▶ [ENTRIES SUPPLIED]:
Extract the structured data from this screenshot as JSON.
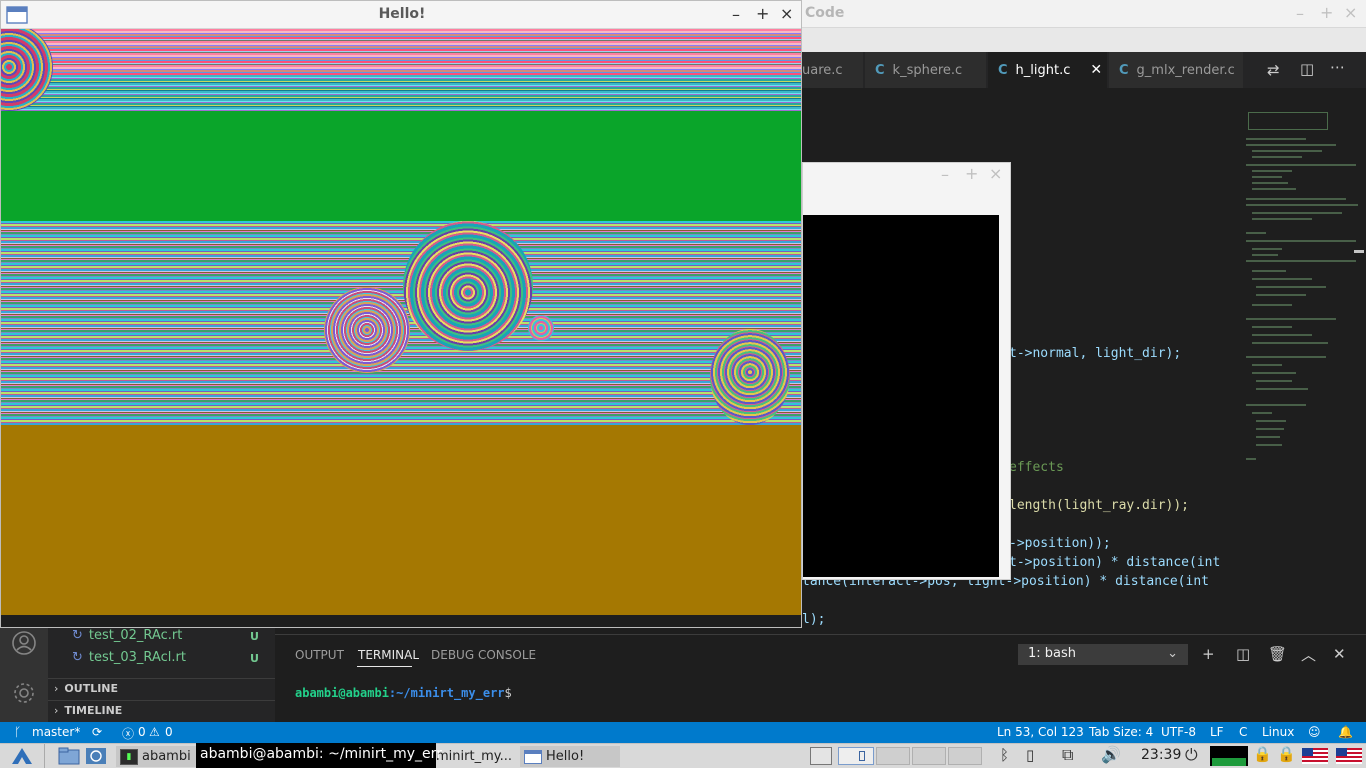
{
  "vscode": {
    "title": "Code",
    "tabs": [
      {
        "label": "uare.c",
        "icon": "C"
      },
      {
        "label": "k_sphere.c",
        "icon": "C"
      },
      {
        "label": "h_light.c",
        "icon": "C"
      },
      {
        "label": "g_mlx_render.c",
        "icon": "C"
      }
    ],
    "code_lines": [
      "t->normal, light_dir);",
      "effects",
      "length(light_ray.dir));",
      "->position));",
      "t->position) * distance(int",
      "tance(interact->pos, light->position) * distance(int",
      "l);"
    ],
    "files": [
      {
        "name": "test_02_RAc.rt",
        "status": "U"
      },
      {
        "name": "test_03_RAcl.rt",
        "status": "U"
      }
    ],
    "sections": {
      "outline": "OUTLINE",
      "timeline": "TIMELINE"
    },
    "panel": {
      "tabs": [
        "OUTPUT",
        "TERMINAL",
        "DEBUG CONSOLE"
      ],
      "shell": "1: bash",
      "prompt_user": "abambi@abambi",
      "prompt_path": ":~/minirt_my_err",
      "prompt_symbol": "$"
    },
    "status": {
      "branch": "master*",
      "problems": "0",
      "warnings": "0",
      "position": "Ln 53, Col 123",
      "tab_size": "Tab Size: 4",
      "encoding": "UTF-8",
      "eol": "LF",
      "language": "C",
      "os": "Linux"
    }
  },
  "hello_window": {
    "title": "Hello!"
  },
  "taskbar": {
    "items": [
      "abambi",
      "minirt_my...",
      "Hello!"
    ],
    "tooltip": "abambi@abambi: ~/minirt_my_err",
    "clock": "23:39"
  },
  "colors": {
    "statusbar": "#007acc",
    "green_band": "#0aa52a",
    "gold_band": "#a57802",
    "prompt_user": "#23d18b",
    "prompt_path": "#3b8eea"
  }
}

▶ [EXERCISE REQUIREMENTS]: Restate the data above word for word. Skip every picture.

▶ [RESPONSE TO THIS TASK]:
Extract the structured data from this screenshot as JSON.
{
  "vscode": {
    "title": "Code",
    "tabs": [
      {
        "label": "uare.c",
        "icon": "C"
      },
      {
        "label": "k_sphere.c",
        "icon": "C"
      },
      {
        "label": "h_light.c",
        "icon": "C"
      },
      {
        "label": "g_mlx_render.c",
        "icon": "C"
      }
    ],
    "code_lines": [
      "t->normal, light_dir);",
      "effects",
      "length(light_ray.dir));",
      "->position));",
      "t->position) * distance(int",
      "tance(interact->pos, light->position) * distance(int",
      "l);"
    ],
    "files": [
      {
        "name": "test_02_RAc.rt",
        "status": "U"
      },
      {
        "name": "test_03_RAcl.rt",
        "status": "U"
      }
    ],
    "sections": {
      "outline": "OUTLINE",
      "timeline": "TIMELINE"
    },
    "panel": {
      "tabs": [
        "OUTPUT",
        "TERMINAL",
        "DEBUG CONSOLE"
      ],
      "shell": "1: bash",
      "prompt_user": "abambi@abambi",
      "prompt_path": ":~/minirt_my_err",
      "prompt_symbol": "$"
    },
    "status": {
      "branch": "master*",
      "problems": "0",
      "warnings": "0",
      "position": "Ln 53, Col 123",
      "tab_size": "Tab Size: 4",
      "encoding": "UTF-8",
      "eol": "LF",
      "language": "C",
      "os": "Linux"
    }
  },
  "hello_window": {
    "title": "Hello!"
  },
  "taskbar": {
    "items": [
      "abambi",
      "minirt_my...",
      "Hello!"
    ],
    "tooltip": "abambi@abambi: ~/minirt_my_err",
    "clock": "23:39"
  },
  "colors": {
    "statusbar": "#007acc",
    "green_band": "#0aa52a",
    "gold_band": "#a57802",
    "prompt_user": "#23d18b",
    "prompt_path": "#3b8eea"
  }
}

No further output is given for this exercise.